TO BE DONE
From the listing below, work out how many lines contain "type". Reply with that number only.

LISTED RECORDS
_ _ _ _ _
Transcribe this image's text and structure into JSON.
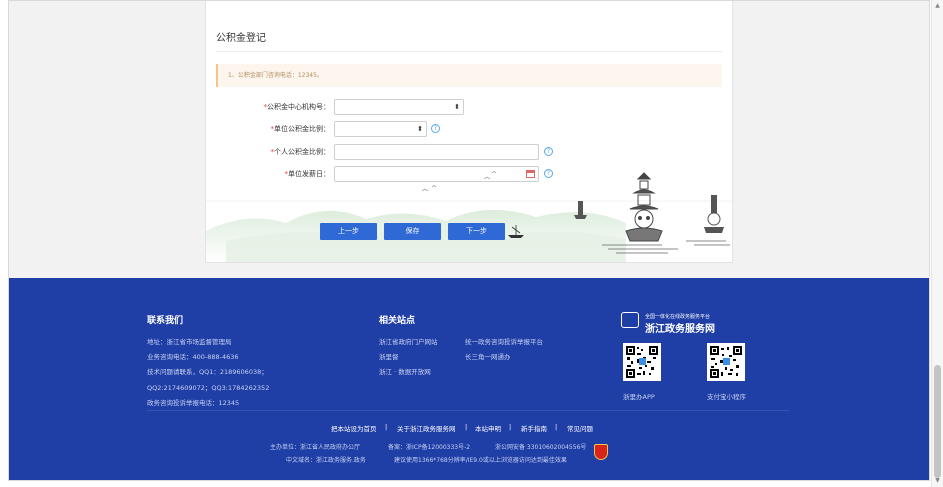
{
  "form": {
    "title": "公积金登记",
    "notice": "1、公积金部门咨询电话：12345。",
    "fields": [
      {
        "label": "公积金中心机构号：",
        "required": "*",
        "type": "select"
      },
      {
        "label": "单位公积金比例：",
        "required": "*",
        "type": "select"
      },
      {
        "label": "个人公积金比例：",
        "required": "*",
        "type": "text"
      },
      {
        "label": "单位发薪日：",
        "required": "*",
        "type": "date"
      }
    ],
    "help_icon": "?",
    "buttons": {
      "prev": "上一步",
      "save": "保存",
      "next": "下一步"
    }
  },
  "footer": {
    "contact": {
      "title": "联系我们",
      "lines": [
        "地址：浙江省市场监督管理局",
        "业务咨询电话：400-888-4636",
        "技术问题请联系，QQ1：2189606038；",
        "QQ2:2174609072；QQ3:1784262352",
        "政务咨询投诉举报电话：12345"
      ]
    },
    "related": {
      "title": "相关站点",
      "col1": [
        "浙江省政府门户网站",
        "浙里督",
        "浙江 · 数据开放网"
      ],
      "col2": [
        "统一政务咨询投诉举报平台",
        "长三角一网通办"
      ]
    },
    "brand": {
      "small": "全国一体化在线政务服务平台",
      "big": "浙江政务服务网",
      "qr1_label": "浙里办APP",
      "qr2_label": "支付宝小程序"
    },
    "links": [
      "把本站设为首页",
      "关于浙江政务服务网",
      "本站申明",
      "新手指南",
      "常见问题"
    ],
    "separator": "|",
    "bottom": {
      "sponsor": "主办单位：浙江省人民政府办公厅",
      "icp": "备案：浙ICP备12000333号-2",
      "police": "浙公网安备 33010602004556号",
      "domain": "中文域名：浙江政务服务.政务",
      "advice": "建议使用1366*768分辨率/IE9.0或以上浏览器访问达到最佳效果"
    }
  },
  "colors": {
    "accent": "#2f69d6",
    "footer": "#1f3ea6",
    "required": "#e33"
  }
}
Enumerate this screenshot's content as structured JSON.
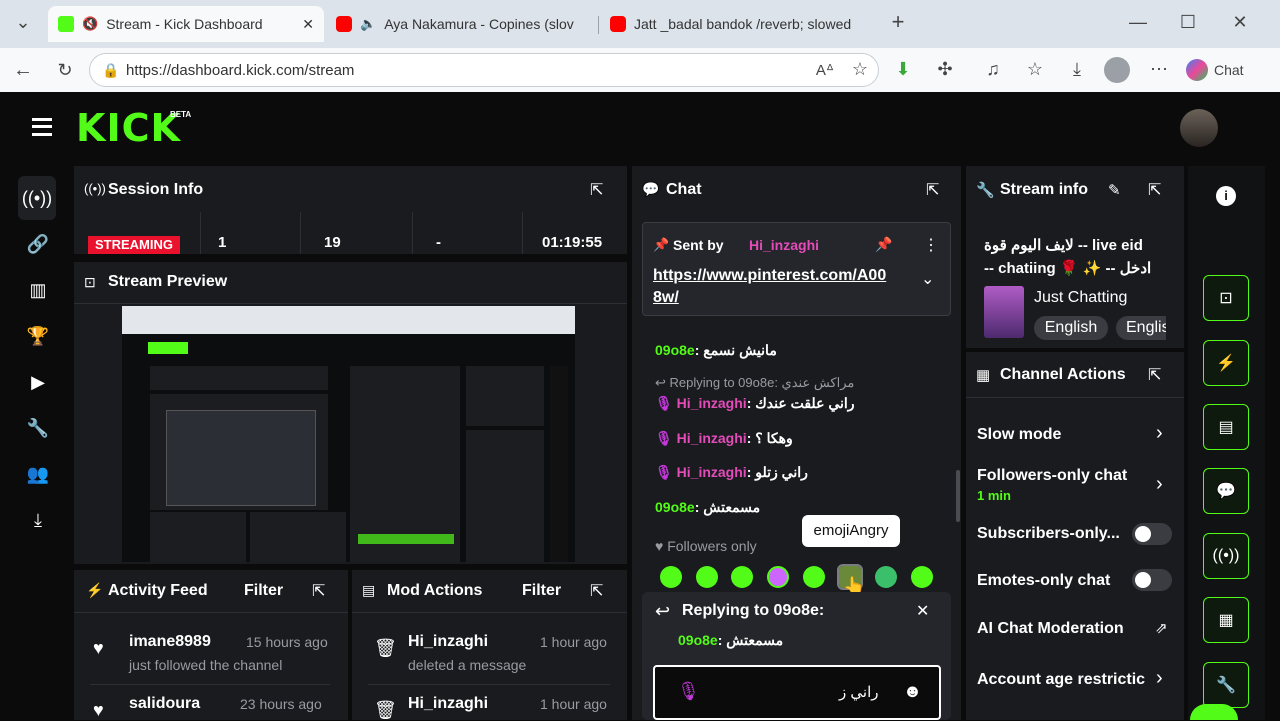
_ _ _ _ _
SOLUTION TO THIS PROBLEM
4